Born the son of the Rev. Isaac Stiles in North Haven, Connecticut, Ezra Stiles graduated from Yale in 1746. He studied theology and was ordained in 1749, tutoring at Yale from that year until 1755. He resigned from the ministry in 1753 to study law and practice at New Haven, but returned to the cloth two years later.
In 1754, Stiles was elected an honorary member of the Society of the Cincinnati of Connecticut, one of the first so honored, for his ardent support of the Patriot cause.
The date was more likely 1784. There was no Patriot cause in 1754. He may have been honored by the Society but that wasn’t created until after the Revolution ended in honor of George Washington, who imitating the famous Roman general went back to farming after his victory rather than declare himself dictator.
Trinity Church, the Anglican Church in Newport, Rhode Island, asked him to become its minister, but he turned the offer down. Instead, in 1755, he became pastor of the Second Congregational Church in Newport, Rhode Island. While in Newport, he also served as Librarian of the Redwood Library and Athenaeum and kept an informative diary of his life and distinguished acquaintances in Newport, including his association with Aaron Lopez. The Ezra Stiles House in Newport is on the National Historic Register. From time to time, Stiles invested with the merchants and sea captains of his congregation; in 1756, he sent a hogshead of rum along on a voyage to Africa and was repaid with a 10-year-old male slave, whom he renamed “Newport.” Around the same time, he wrote a joint letter with fellow Newport minister Samuel Hopkins condemning “the great inhumanity and cruelty” of slavery.
===Foundation of Brown University===
In 1764, Stiles helped establish the College in the English Colony of Rhode Island and Providence Plantations (the original name for Brown University) by contributing to the drafting of its charter and by serving with 35 others – including Stephen Hopkins, William Ellery, Samuel Ward, the Reverend John Gano, the Reverend Isaac Backus, the Reverend Samuel Stillman, and the Reverend James Manning – as a founding fellow or trustee.
Stiles struck up a close friendship with Rabbi Haim Isaac Carigal during the latter’s six-month residence in Newport in 1773. Stiles’ records note 28 meetings to discuss a wide variety of topics from Kabbalah to the politics of the Holy Land. Stiles improved his rudimentary knowledge of Hebrew, to the point where he and Carigal corresponded by mail in the language.
......
Given instruction 1 :: From the Ezra Stiles text, list every person whose name is preceded by "the Reverend" in the passage about the founding of Brown University.
The records have no connection to the text about Ezra Stiles.

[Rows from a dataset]
......
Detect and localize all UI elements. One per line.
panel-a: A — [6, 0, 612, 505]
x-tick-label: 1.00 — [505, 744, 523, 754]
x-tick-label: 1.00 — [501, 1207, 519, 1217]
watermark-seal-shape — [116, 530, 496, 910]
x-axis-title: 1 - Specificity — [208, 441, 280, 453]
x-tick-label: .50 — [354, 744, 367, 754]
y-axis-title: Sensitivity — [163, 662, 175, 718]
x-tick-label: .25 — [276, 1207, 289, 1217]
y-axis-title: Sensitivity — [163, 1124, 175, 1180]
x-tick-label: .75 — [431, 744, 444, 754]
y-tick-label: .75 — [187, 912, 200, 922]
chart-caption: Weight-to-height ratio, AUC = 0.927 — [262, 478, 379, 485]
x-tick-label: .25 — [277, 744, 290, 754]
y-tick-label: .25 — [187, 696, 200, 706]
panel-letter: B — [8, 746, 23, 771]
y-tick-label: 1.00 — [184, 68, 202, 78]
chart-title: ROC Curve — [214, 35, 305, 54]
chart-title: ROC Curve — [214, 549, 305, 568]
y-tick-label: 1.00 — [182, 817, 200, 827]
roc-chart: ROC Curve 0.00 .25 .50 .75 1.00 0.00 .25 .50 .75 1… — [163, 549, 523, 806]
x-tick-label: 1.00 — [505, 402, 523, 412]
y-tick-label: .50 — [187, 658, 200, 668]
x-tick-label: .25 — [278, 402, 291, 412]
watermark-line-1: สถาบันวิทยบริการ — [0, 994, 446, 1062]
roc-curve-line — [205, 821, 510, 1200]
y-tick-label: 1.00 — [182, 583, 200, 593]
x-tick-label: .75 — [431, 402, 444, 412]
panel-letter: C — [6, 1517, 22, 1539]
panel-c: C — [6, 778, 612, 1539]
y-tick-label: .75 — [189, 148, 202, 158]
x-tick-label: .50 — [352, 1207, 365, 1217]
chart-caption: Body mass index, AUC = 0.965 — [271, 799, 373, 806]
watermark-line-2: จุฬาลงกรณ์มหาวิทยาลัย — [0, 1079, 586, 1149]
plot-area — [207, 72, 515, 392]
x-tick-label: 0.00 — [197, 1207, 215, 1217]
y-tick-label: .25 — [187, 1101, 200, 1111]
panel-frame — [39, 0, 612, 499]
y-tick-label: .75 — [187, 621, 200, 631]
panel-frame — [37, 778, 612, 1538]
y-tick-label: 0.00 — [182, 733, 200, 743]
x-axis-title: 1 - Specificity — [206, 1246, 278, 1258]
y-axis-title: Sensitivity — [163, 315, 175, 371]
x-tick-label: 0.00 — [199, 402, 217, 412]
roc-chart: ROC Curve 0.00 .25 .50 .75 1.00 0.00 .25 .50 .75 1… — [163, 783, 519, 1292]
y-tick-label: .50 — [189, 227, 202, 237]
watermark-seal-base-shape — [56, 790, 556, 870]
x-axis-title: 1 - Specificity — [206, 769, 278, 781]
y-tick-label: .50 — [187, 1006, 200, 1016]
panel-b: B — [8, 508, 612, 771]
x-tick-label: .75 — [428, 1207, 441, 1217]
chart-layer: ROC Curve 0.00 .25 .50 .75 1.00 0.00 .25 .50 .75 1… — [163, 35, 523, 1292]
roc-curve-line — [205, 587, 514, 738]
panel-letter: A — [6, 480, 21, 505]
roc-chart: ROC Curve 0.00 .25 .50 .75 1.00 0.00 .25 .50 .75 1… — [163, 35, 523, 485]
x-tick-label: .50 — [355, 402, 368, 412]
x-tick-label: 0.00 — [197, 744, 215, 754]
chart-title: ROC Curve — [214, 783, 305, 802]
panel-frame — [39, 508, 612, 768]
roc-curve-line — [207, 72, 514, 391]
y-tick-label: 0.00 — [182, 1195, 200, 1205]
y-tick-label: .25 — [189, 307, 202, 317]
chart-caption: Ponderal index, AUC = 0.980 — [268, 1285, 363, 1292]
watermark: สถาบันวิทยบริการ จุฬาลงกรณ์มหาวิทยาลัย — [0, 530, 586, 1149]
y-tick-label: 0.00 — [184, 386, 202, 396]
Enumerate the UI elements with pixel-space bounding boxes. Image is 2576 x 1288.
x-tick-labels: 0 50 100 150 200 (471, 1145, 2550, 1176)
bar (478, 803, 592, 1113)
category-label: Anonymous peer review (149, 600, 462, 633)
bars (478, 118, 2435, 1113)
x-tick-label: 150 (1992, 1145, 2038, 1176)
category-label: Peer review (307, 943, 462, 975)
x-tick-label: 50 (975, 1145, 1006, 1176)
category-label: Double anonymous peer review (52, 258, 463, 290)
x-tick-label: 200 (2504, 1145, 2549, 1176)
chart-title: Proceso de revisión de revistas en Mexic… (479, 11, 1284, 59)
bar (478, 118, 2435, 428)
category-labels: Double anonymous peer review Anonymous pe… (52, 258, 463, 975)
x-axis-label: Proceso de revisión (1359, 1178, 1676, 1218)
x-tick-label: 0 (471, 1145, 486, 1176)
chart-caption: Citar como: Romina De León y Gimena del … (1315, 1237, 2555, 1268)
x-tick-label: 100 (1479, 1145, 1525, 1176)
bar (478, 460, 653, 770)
......
Given instruction 2 :: Update the records starting at the beginning and going on through the line with "y-tick-label: .75 — [187, 912, 200, 922]", replacing "Sensitivity" with "True Positive Rate".

Expected answer 1 :: John Gano, Isaac Backus, Samuel Stillman, James Manning

Expected answer 2 ::
Detect and localize all UI elements. One per line.
panel-a: A — [6, 0, 612, 505]
x-tick-label: 1.00 — [505, 744, 523, 754]
x-tick-label: 1.00 — [501, 1207, 519, 1217]
watermark-seal-shape — [116, 530, 496, 910]
x-axis-title: 1 - Specificity — [208, 441, 280, 453]
x-tick-label: .50 — [354, 744, 367, 754]
y-axis-title: True Positive Rate — [163, 662, 175, 718]
x-tick-label: .25 — [276, 1207, 289, 1217]
y-axis-title: True Positive Rate — [163, 1124, 175, 1180]
x-tick-label: .75 — [431, 744, 444, 754]
y-tick-label: .75 — [187, 912, 200, 922]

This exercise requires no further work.